[Given instruction]: Copy all lines of the listing that include the string "центра".
□ □ □ □ □ □ □
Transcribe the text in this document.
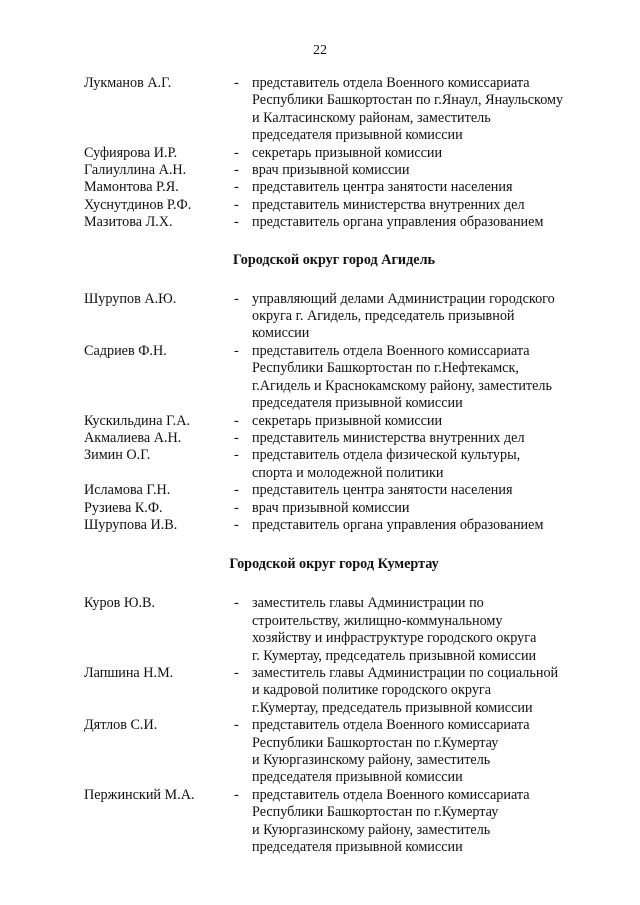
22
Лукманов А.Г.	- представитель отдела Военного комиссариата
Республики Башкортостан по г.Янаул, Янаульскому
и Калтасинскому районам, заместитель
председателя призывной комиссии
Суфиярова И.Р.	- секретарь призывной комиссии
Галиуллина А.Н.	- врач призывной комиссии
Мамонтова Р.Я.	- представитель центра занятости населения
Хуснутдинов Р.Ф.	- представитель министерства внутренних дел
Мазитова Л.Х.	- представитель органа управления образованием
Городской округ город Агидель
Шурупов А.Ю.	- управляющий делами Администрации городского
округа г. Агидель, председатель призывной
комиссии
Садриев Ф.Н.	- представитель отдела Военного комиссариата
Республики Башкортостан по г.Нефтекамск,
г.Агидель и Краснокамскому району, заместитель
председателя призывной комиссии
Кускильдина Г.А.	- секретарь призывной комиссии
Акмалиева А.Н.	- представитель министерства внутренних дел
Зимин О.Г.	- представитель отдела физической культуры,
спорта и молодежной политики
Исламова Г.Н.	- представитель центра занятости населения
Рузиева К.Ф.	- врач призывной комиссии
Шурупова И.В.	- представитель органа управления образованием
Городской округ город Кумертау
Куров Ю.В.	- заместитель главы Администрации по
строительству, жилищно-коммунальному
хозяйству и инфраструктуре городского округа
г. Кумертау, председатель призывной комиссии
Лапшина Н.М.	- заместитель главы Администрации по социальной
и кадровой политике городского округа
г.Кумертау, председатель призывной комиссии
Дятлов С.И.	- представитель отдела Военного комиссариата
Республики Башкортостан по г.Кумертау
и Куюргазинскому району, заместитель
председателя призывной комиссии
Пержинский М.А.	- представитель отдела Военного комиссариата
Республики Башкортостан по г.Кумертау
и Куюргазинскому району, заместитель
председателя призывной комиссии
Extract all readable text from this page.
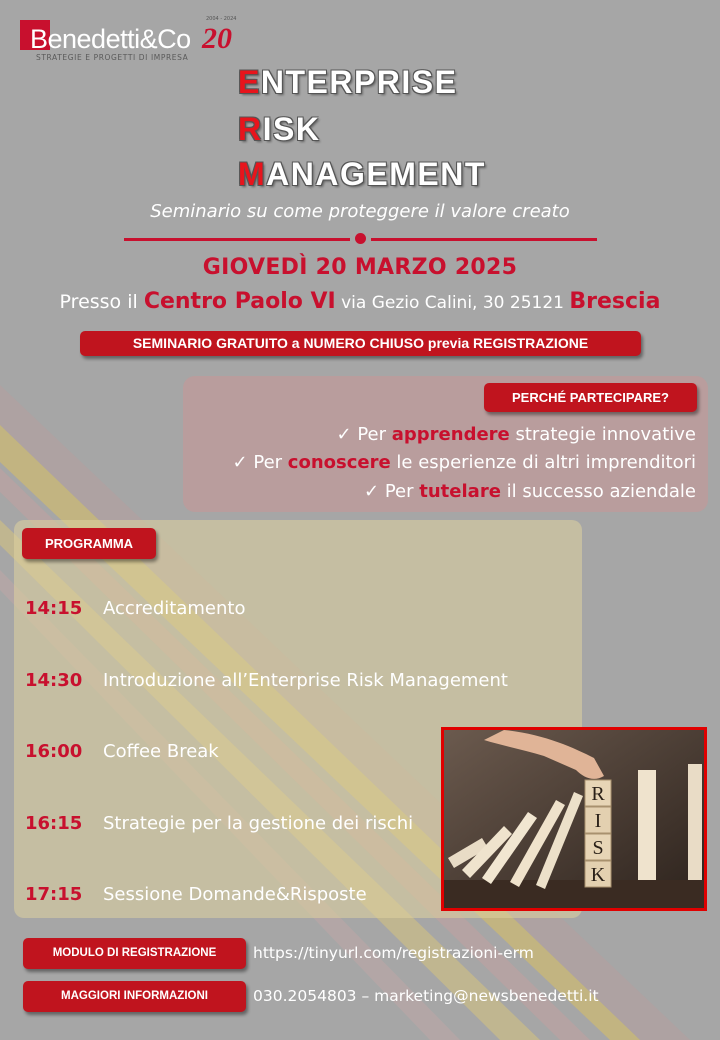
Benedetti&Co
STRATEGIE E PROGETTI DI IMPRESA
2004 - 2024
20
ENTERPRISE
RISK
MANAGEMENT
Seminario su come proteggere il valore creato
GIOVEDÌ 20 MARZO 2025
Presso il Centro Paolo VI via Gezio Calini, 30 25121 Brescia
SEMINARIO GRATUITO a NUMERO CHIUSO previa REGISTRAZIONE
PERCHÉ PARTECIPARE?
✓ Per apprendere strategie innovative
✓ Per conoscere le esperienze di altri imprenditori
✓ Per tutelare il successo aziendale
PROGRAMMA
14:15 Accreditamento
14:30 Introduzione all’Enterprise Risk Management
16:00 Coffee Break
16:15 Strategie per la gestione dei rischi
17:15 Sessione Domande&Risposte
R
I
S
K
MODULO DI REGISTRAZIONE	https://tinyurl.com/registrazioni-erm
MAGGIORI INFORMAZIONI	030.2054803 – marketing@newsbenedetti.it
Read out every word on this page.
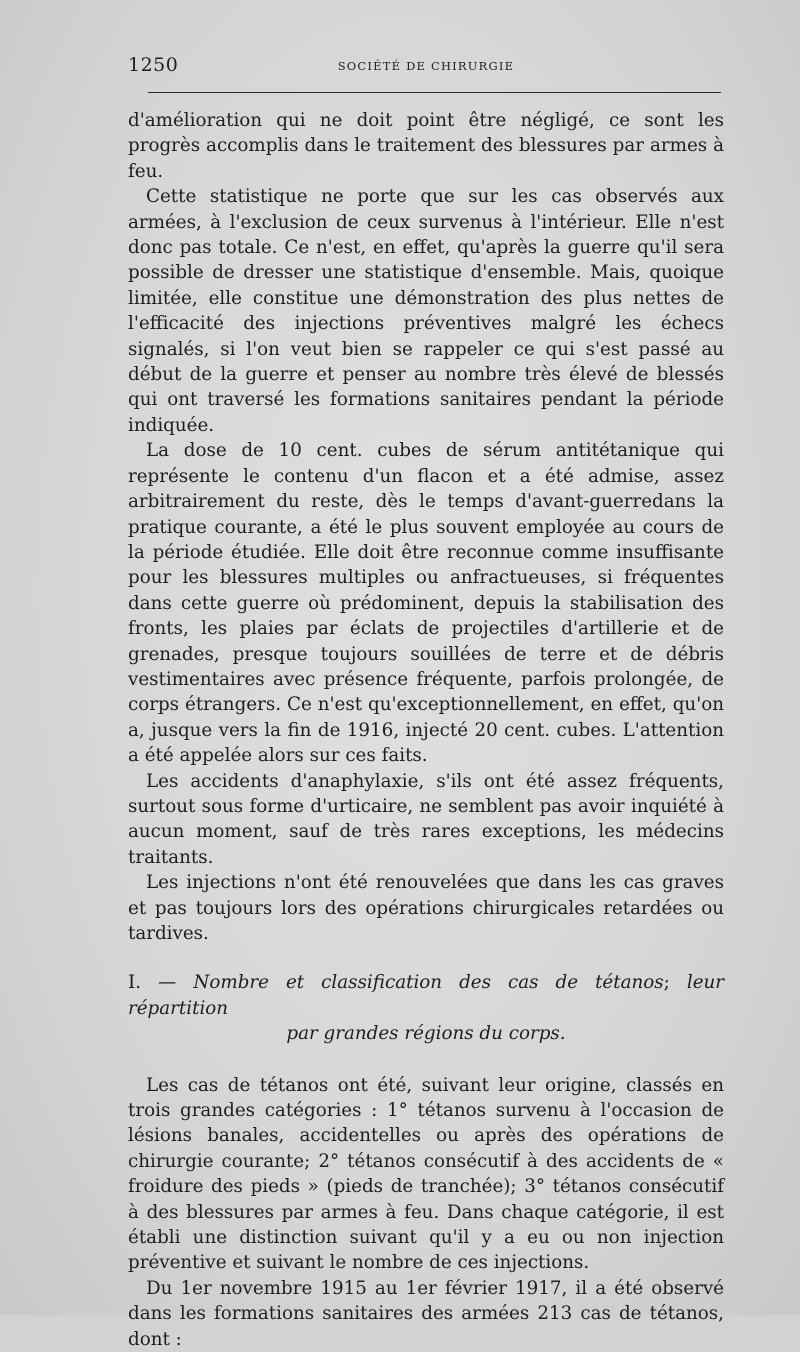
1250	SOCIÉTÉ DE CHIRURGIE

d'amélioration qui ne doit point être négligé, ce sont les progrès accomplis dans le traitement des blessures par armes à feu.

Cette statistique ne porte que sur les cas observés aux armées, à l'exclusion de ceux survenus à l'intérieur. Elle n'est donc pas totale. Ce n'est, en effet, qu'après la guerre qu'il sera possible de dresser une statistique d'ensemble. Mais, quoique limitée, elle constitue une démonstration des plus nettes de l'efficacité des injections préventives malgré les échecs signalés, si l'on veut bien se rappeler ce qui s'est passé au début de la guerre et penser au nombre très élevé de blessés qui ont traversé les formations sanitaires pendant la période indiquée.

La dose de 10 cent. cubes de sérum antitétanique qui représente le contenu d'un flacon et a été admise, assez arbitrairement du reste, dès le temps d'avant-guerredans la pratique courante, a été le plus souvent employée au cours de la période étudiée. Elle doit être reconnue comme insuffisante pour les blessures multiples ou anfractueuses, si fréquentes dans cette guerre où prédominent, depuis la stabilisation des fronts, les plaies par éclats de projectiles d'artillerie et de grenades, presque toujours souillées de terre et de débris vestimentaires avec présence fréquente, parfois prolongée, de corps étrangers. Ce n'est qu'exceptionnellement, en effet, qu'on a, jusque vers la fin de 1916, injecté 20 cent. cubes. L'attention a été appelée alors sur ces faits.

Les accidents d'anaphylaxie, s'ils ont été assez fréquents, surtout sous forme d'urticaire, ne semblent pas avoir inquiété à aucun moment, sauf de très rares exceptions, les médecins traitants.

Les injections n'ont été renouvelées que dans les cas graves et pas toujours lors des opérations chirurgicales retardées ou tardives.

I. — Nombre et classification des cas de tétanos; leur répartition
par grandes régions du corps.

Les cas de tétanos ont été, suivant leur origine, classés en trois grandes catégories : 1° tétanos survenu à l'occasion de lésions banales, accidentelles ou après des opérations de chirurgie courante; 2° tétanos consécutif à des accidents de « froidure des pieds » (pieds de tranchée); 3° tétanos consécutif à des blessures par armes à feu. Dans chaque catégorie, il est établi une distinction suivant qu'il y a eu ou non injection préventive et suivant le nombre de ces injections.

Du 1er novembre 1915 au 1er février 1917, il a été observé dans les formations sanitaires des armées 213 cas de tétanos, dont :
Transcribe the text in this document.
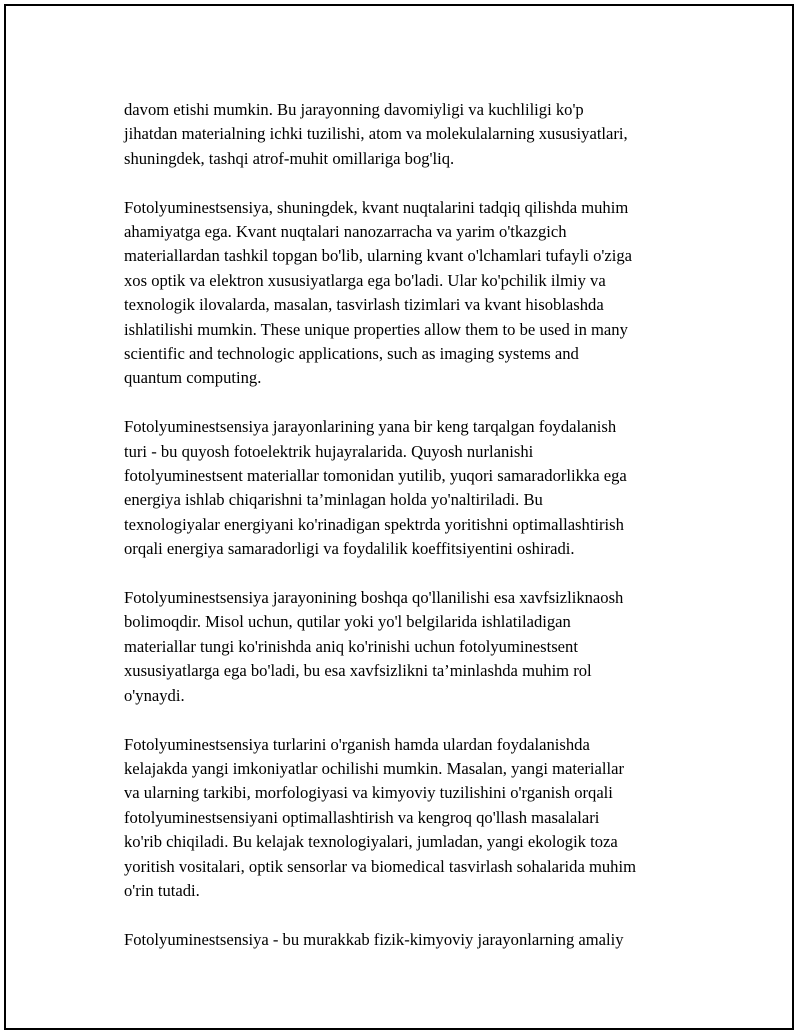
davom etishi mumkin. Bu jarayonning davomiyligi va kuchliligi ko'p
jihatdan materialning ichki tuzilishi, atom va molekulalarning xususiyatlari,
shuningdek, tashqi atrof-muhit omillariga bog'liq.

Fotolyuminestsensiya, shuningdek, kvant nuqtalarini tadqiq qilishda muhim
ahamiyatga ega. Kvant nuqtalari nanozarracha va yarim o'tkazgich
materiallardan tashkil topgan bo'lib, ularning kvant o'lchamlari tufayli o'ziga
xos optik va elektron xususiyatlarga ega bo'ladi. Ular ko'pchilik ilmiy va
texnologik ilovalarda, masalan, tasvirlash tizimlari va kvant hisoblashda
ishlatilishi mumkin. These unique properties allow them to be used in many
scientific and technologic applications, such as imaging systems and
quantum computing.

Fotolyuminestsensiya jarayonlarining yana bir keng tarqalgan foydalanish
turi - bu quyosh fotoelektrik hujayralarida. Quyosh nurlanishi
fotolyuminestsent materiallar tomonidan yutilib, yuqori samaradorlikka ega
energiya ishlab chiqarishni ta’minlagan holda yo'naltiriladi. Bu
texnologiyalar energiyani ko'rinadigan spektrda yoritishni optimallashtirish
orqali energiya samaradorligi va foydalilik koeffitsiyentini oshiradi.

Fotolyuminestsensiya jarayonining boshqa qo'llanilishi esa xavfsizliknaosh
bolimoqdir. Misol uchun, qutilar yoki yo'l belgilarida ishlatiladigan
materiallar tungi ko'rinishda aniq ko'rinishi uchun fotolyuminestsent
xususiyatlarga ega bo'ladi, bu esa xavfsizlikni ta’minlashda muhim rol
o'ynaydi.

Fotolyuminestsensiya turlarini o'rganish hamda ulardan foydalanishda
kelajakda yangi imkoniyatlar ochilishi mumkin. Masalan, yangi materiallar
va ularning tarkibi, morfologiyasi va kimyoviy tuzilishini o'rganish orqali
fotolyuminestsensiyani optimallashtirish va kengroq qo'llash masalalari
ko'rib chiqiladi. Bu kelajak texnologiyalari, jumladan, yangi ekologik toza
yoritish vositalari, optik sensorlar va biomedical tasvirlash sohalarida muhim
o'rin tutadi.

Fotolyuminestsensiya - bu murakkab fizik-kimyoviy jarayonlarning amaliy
□ □ □ □ □ □ □
[Output for this task]:
Мамонтова Р.Я.	- представитель центра занятости населения
Исламова Г.Н.	- представитель центра занятости населения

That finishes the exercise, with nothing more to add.